##### Data lines
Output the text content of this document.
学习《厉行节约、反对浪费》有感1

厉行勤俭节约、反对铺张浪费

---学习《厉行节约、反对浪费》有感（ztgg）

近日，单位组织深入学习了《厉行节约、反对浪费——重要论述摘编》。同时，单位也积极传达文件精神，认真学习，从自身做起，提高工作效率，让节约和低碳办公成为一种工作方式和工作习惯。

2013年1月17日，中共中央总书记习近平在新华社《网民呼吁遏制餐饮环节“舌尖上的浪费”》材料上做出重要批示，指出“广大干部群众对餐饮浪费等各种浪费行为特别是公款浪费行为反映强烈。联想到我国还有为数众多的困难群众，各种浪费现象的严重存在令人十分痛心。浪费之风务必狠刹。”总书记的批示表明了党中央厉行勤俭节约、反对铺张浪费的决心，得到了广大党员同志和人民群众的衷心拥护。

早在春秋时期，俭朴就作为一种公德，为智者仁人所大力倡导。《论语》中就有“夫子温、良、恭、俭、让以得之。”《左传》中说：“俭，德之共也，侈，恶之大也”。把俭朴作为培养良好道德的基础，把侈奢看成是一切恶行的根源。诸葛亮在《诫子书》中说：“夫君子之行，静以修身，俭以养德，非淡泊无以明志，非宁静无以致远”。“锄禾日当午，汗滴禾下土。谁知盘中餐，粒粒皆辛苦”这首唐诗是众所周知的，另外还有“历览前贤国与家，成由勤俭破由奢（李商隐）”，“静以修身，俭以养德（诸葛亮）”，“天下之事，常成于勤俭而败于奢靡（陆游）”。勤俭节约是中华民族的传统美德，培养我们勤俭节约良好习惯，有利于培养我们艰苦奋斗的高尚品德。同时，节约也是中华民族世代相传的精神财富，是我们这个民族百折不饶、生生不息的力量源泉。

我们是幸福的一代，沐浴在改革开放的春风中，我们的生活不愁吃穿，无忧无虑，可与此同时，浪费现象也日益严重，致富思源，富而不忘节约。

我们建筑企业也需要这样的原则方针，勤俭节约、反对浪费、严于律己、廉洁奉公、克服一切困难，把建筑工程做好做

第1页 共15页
##########
= Goal =
Lines containing the word "厉行节约" must all be returned from the material above.

= Reply to the exercise =
学习《厉行节约、反对浪费》有感1
---学习《厉行节约、反对浪费》有感（ztgg）
近日，单位组织深入学习了《厉行节约、反对浪费——重要论述摘编》。同时，单位也积极传达文件精神，认真学习，从自身做起，提高工作效率，让节约和低碳办公成为一种工作方式和工作习惯。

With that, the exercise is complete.